▸ Task instructions: Return each line of the listing below, unchanged, and omit the images.

[Rows from a figure dataset]
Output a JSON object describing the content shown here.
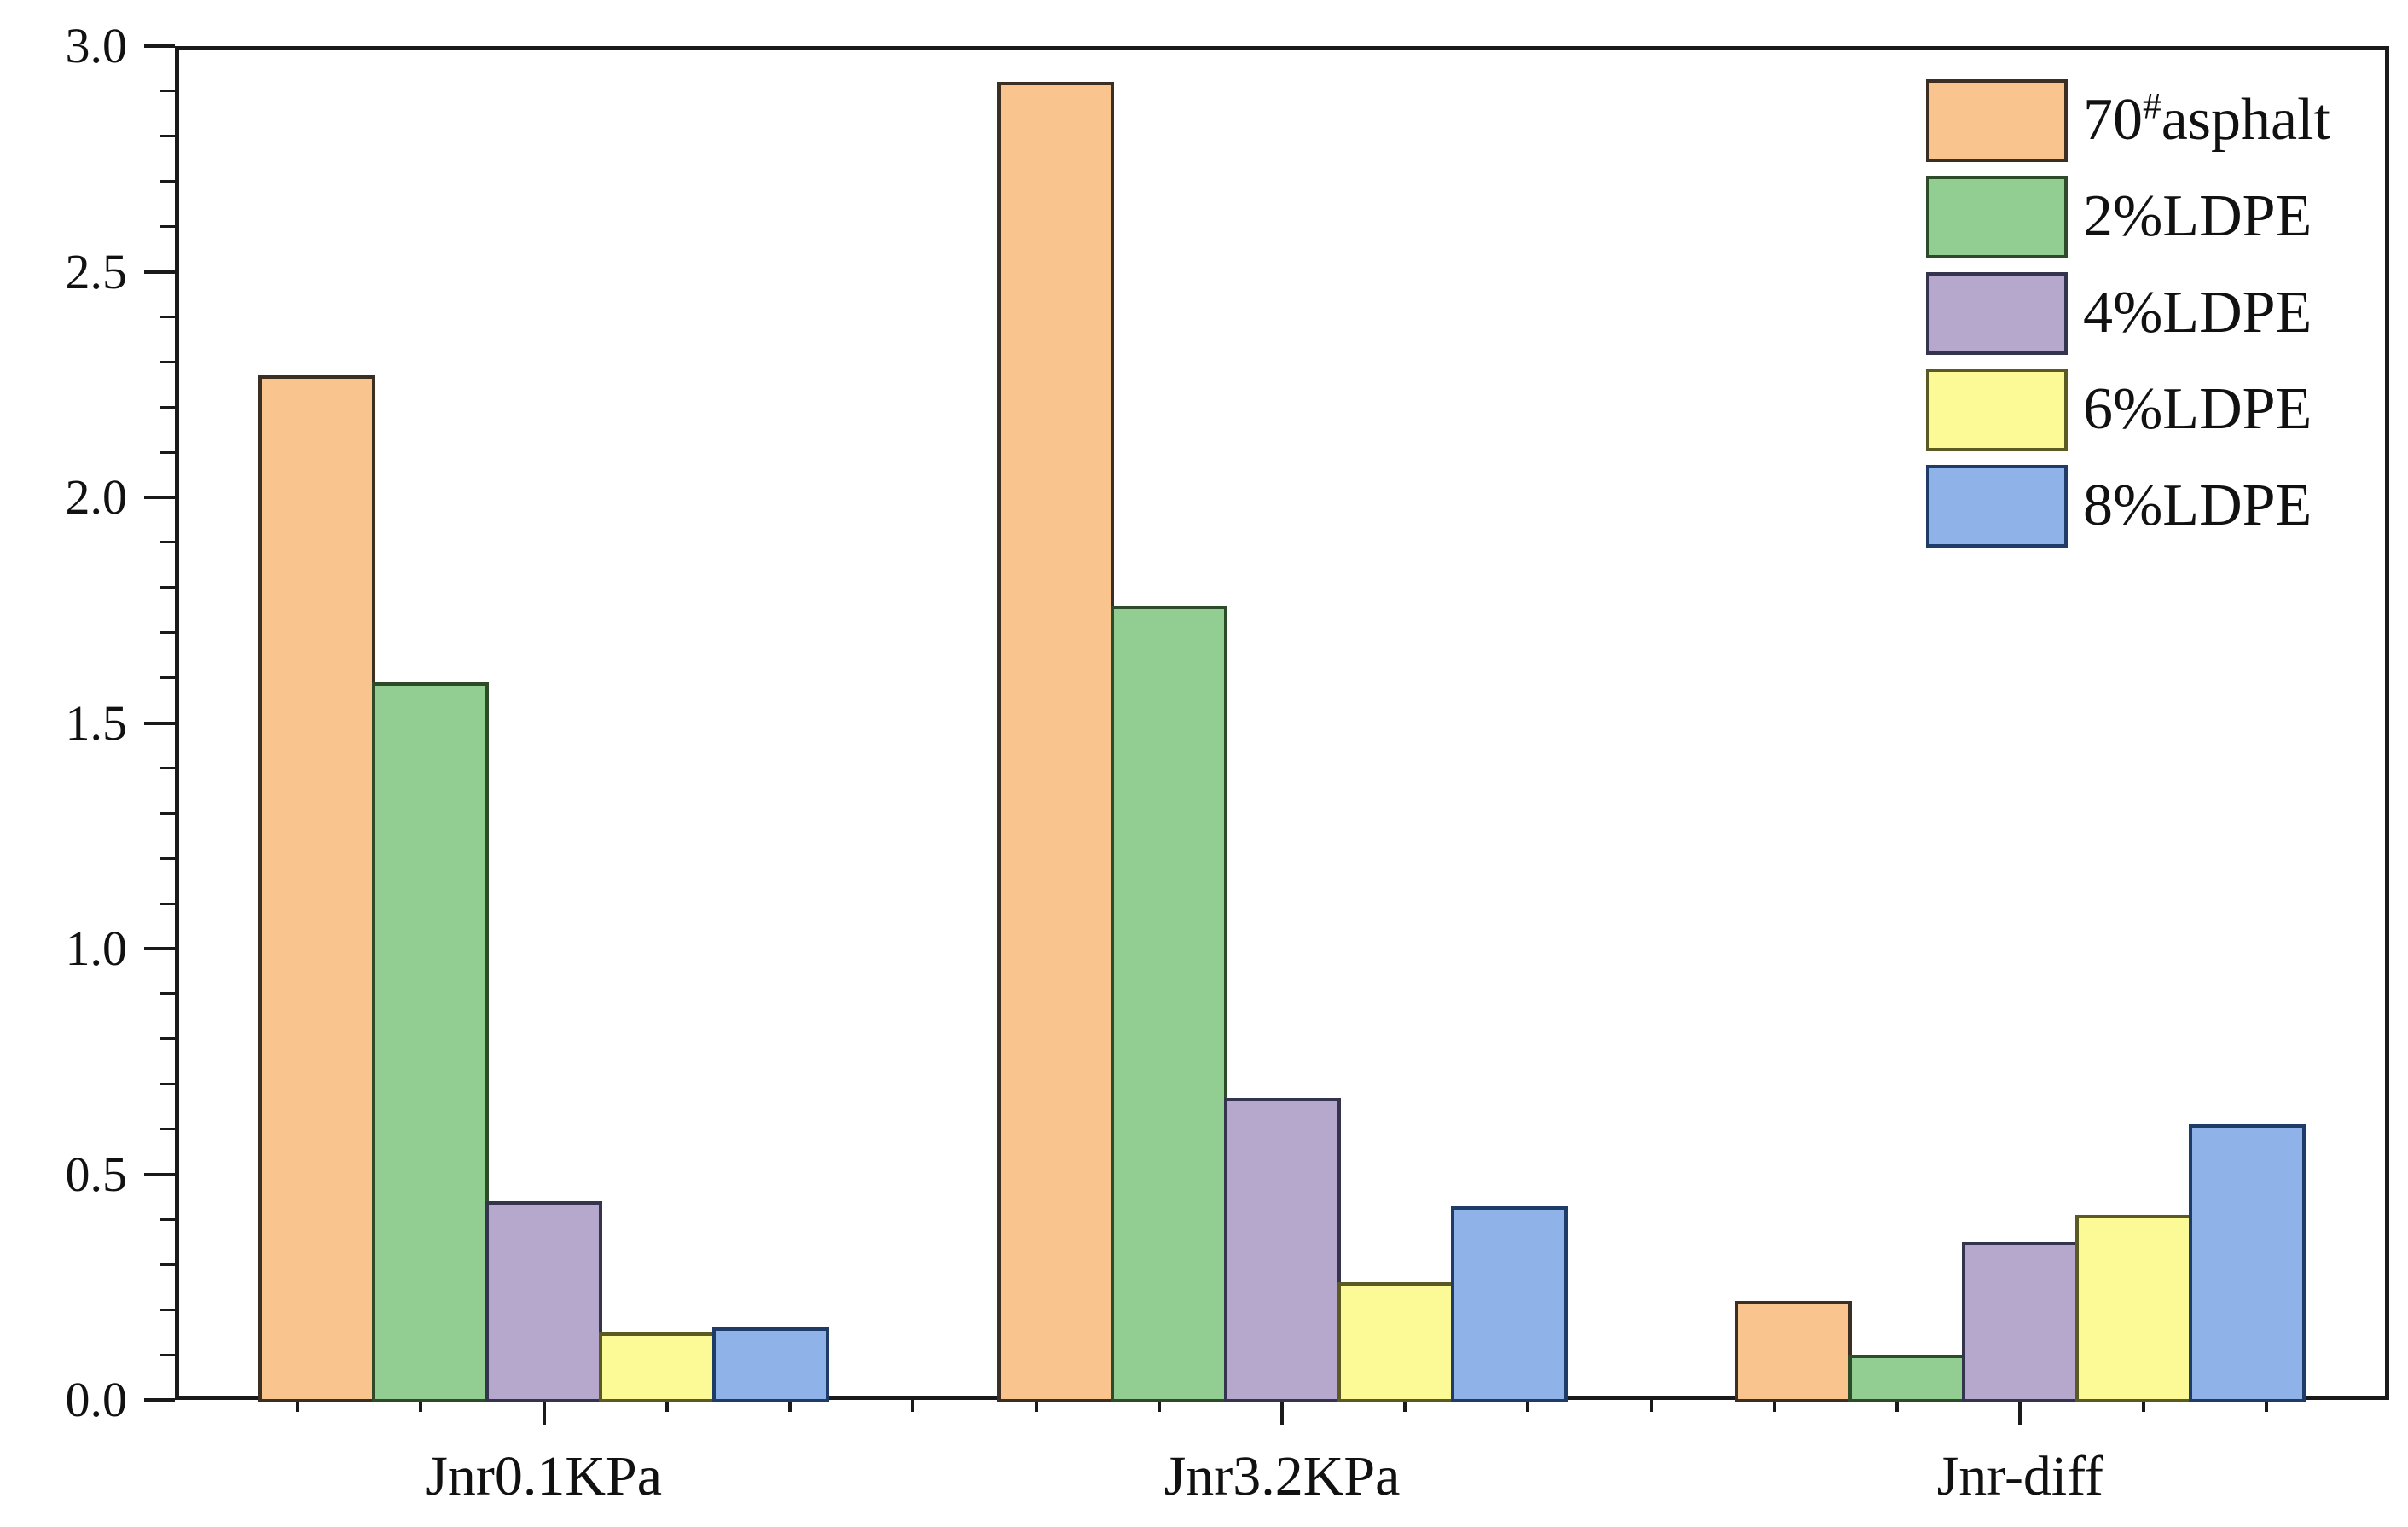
{
  "chart_data": {
    "type": "bar",
    "title": "",
    "xlabel": "",
    "ylabel": "",
    "categories": [
      "Jnr0.1KPa",
      "Jnr3.2KPa",
      "Jnr-diff"
    ],
    "series": [
      {
        "name": "70#asphalt",
        "label_parts": {
          "pre": "70",
          "sup": "#",
          "post": "asphalt"
        },
        "values": [
          2.27,
          2.92,
          0.22
        ],
        "fill": "#FAC48E",
        "edge": "#3a2f22"
      },
      {
        "name": "2%LDPE",
        "label_parts": {
          "pre": "2%LDPE",
          "sup": "",
          "post": ""
        },
        "values": [
          1.59,
          1.76,
          0.1
        ],
        "fill": "#92CD92",
        "edge": "#2e4b29"
      },
      {
        "name": "4%LDPE",
        "label_parts": {
          "pre": "4%LDPE",
          "sup": "",
          "post": ""
        },
        "values": [
          0.44,
          0.67,
          0.35
        ],
        "fill": "#B5A8CC",
        "edge": "#34344e"
      },
      {
        "name": "6%LDPE",
        "label_parts": {
          "pre": "6%LDPE",
          "sup": "",
          "post": ""
        },
        "values": [
          0.15,
          0.26,
          0.41
        ],
        "fill": "#FBFA96",
        "edge": "#5a5a22"
      },
      {
        "name": "8%LDPE",
        "label_parts": {
          "pre": "8%LDPE",
          "sup": "",
          "post": ""
        },
        "values": [
          0.16,
          0.43,
          0.61
        ],
        "fill": "#8FB3E9",
        "edge": "#1f3c69"
      }
    ],
    "ylim": [
      0,
      3.0
    ],
    "y_major_tick_labels": [
      "0.0",
      "0.5",
      "1.0",
      "1.5",
      "2.0",
      "2.5",
      "3.0"
    ],
    "y_major_step": 0.5,
    "y_minor_step": 0.1,
    "grid": false,
    "legend_position": "upper right",
    "frame_color": "#1a1a1a",
    "background": "#ffffff"
  }
}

▸ Expected output:
Output a JSON object describing the content shown here.
{
  "chart_data": {
    "type": "bar",
    "title": "",
    "xlabel": "",
    "ylabel": "",
    "categories": [
      "Jnr0.1KPa",
      "Jnr3.2KPa",
      "Jnr-diff"
    ],
    "series": [
      {
        "name": "70#asphalt",
        "label_parts": {
          "pre": "70",
          "sup": "#",
          "post": "asphalt"
        },
        "values": [
          2.27,
          2.92,
          0.22
        ],
        "fill": "#FAC48E",
        "edge": "#3a2f22"
      },
      {
        "name": "2%LDPE",
        "label_parts": {
          "pre": "2%LDPE",
          "sup": "",
          "post": ""
        },
        "values": [
          1.59,
          1.76,
          0.1
        ],
        "fill": "#92CD92",
        "edge": "#2e4b29"
      },
      {
        "name": "4%LDPE",
        "label_parts": {
          "pre": "4%LDPE",
          "sup": "",
          "post": ""
        },
        "values": [
          0.44,
          0.67,
          0.35
        ],
        "fill": "#B5A8CC",
        "edge": "#34344e"
      },
      {
        "name": "6%LDPE",
        "label_parts": {
          "pre": "6%LDPE",
          "sup": "",
          "post": ""
        },
        "values": [
          0.15,
          0.26,
          0.41
        ],
        "fill": "#FBFA96",
        "edge": "#5a5a22"
      },
      {
        "name": "8%LDPE",
        "label_parts": {
          "pre": "8%LDPE",
          "sup": "",
          "post": ""
        },
        "values": [
          0.16,
          0.43,
          0.61
        ],
        "fill": "#8FB3E9",
        "edge": "#1f3c69"
      }
    ],
    "ylim": [
      0,
      3.0
    ],
    "y_major_tick_labels": [
      "0.0",
      "0.5",
      "1.0",
      "1.5",
      "2.0",
      "2.5",
      "3.0"
    ],
    "y_major_step": 0.5,
    "y_minor_step": 0.1,
    "grid": false,
    "legend_position": "upper right",
    "frame_color": "#1a1a1a",
    "background": "#ffffff"
  }
}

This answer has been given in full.